**What you will do**
Copy out all the lines exactly. Omit pictures.

**Stored rows**
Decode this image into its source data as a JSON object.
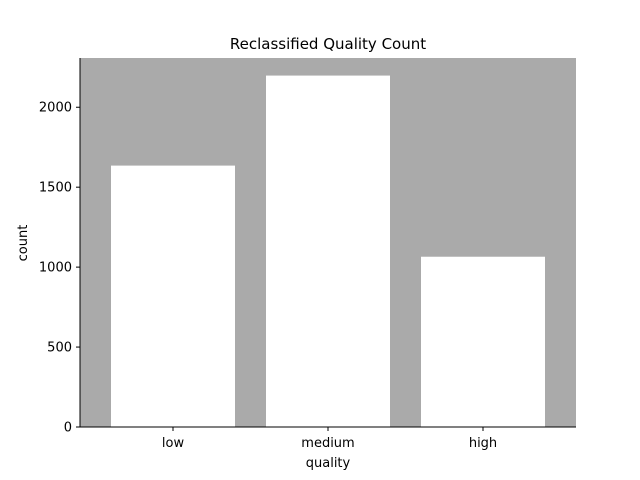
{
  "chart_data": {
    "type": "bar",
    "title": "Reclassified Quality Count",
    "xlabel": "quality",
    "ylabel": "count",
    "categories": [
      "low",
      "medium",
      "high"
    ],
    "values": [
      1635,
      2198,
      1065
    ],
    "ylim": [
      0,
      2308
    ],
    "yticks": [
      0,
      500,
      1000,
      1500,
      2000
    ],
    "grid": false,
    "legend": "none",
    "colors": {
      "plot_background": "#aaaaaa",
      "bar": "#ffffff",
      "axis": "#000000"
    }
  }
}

**Finished exercise**
Decode this image into its source data as a JSON object.
{
  "chart_data": {
    "type": "bar",
    "title": "Reclassified Quality Count",
    "xlabel": "quality",
    "ylabel": "count",
    "categories": [
      "low",
      "medium",
      "high"
    ],
    "values": [
      1635,
      2198,
      1065
    ],
    "ylim": [
      0,
      2308
    ],
    "yticks": [
      0,
      500,
      1000,
      1500,
      2000
    ],
    "grid": false,
    "legend": "none",
    "colors": {
      "plot_background": "#aaaaaa",
      "bar": "#ffffff",
      "axis": "#000000"
    }
  }
}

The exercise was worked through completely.